Stated task.
State only how many lines below include the string "Horas".

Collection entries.
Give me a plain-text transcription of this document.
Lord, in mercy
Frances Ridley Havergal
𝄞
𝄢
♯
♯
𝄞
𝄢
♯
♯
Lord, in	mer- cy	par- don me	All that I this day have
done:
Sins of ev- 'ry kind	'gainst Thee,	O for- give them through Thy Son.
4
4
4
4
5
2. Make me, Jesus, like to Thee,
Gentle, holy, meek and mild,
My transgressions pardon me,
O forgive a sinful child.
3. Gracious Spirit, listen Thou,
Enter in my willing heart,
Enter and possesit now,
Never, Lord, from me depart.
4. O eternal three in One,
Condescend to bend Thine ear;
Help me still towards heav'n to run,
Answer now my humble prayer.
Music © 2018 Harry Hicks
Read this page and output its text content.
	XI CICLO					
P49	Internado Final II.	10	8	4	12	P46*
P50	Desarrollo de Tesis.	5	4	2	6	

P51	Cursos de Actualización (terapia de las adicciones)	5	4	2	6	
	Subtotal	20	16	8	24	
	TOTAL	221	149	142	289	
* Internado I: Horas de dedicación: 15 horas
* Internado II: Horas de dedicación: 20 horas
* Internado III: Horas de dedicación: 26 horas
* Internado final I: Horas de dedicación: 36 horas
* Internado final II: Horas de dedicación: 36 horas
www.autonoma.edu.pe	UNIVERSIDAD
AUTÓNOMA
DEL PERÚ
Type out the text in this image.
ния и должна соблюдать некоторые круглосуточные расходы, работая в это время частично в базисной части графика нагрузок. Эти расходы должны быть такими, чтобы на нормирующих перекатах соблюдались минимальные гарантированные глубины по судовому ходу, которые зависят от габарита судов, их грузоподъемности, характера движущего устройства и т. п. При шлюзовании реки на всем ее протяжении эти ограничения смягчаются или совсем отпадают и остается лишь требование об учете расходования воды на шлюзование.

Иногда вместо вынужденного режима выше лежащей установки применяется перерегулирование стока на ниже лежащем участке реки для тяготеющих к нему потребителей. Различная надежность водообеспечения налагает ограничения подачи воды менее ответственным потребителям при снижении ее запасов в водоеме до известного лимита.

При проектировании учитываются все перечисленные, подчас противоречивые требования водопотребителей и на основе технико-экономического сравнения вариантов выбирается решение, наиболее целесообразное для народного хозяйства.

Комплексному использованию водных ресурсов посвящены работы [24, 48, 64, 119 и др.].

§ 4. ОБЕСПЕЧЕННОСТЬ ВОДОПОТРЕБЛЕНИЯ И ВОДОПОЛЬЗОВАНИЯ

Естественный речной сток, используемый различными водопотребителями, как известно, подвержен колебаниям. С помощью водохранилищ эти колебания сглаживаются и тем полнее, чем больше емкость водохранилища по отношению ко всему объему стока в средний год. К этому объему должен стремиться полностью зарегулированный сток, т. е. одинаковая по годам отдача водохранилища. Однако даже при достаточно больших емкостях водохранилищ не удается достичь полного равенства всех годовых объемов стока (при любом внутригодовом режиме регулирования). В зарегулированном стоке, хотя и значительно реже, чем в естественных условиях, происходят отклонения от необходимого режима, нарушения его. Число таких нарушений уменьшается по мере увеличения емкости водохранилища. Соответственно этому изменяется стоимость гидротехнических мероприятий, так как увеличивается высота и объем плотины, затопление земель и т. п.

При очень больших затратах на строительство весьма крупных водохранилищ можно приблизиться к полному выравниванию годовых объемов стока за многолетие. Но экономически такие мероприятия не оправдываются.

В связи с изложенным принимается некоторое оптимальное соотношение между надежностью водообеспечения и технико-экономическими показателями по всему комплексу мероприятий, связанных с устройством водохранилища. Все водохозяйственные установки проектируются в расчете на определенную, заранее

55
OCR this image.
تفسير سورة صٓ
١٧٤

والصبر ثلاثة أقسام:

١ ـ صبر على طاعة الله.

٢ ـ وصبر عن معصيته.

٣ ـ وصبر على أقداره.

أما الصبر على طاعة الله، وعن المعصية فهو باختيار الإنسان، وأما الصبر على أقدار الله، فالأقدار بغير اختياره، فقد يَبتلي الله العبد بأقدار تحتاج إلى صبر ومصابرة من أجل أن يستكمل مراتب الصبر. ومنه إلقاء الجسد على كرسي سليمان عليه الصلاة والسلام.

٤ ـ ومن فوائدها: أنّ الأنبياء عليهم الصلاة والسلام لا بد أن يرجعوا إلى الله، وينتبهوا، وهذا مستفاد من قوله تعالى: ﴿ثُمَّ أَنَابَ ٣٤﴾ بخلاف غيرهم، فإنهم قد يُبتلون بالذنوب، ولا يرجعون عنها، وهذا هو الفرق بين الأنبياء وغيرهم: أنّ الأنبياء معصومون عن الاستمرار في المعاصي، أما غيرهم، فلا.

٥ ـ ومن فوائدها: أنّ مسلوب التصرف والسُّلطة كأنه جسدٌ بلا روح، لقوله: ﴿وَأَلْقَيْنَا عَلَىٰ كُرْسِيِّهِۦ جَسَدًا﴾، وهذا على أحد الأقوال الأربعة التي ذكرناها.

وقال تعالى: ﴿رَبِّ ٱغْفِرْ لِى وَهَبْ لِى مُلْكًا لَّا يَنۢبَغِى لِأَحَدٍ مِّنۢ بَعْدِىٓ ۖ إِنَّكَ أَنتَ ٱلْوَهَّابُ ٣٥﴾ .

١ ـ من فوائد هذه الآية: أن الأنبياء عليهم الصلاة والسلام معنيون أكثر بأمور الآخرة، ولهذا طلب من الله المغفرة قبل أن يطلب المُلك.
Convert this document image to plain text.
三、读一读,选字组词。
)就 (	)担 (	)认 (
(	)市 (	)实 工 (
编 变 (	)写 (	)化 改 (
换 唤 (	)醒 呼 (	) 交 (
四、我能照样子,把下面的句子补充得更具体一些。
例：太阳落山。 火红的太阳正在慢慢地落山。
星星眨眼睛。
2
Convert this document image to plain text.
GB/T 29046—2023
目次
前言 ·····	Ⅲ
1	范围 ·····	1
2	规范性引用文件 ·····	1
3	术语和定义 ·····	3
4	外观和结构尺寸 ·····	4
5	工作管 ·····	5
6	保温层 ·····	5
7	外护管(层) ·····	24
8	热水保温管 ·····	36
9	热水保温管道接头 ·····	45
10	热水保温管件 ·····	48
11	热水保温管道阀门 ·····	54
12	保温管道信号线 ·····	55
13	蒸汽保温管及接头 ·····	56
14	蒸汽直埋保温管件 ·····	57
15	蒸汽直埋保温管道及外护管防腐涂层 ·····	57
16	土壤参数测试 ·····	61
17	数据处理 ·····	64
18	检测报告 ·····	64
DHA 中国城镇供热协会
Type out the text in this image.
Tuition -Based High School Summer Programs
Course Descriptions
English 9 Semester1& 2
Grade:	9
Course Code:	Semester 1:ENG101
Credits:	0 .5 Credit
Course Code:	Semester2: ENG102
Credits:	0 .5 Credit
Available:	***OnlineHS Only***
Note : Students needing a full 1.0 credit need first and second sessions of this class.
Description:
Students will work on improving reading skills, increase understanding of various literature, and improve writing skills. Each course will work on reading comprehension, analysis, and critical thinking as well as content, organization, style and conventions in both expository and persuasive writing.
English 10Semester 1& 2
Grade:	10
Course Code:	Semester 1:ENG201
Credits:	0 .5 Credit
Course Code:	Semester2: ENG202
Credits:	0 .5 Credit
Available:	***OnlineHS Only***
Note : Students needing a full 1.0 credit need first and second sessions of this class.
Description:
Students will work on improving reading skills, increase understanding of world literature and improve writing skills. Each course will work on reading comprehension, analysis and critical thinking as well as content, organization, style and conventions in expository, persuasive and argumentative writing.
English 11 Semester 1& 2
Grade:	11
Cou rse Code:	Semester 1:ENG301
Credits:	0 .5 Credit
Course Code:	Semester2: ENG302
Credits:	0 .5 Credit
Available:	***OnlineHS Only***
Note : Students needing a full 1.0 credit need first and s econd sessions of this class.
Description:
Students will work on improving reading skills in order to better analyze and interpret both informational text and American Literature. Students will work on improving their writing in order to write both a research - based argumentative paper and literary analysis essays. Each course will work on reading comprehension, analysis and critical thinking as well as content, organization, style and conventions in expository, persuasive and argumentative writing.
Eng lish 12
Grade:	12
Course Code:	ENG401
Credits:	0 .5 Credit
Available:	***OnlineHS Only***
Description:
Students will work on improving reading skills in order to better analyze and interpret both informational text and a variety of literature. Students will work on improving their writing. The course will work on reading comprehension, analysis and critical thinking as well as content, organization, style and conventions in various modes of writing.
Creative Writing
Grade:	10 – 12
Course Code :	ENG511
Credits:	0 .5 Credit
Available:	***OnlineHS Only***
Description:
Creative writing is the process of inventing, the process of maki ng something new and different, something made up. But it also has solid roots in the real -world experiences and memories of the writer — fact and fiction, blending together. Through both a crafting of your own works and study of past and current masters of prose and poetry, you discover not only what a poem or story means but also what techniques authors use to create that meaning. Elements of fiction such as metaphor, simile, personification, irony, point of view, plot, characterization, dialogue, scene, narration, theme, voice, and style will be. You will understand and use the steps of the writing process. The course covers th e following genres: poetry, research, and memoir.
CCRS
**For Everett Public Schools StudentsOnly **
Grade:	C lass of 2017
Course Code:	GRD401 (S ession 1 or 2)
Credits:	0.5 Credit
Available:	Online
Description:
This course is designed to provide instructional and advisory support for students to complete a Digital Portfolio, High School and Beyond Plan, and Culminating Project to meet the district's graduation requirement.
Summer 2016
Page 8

The result.
5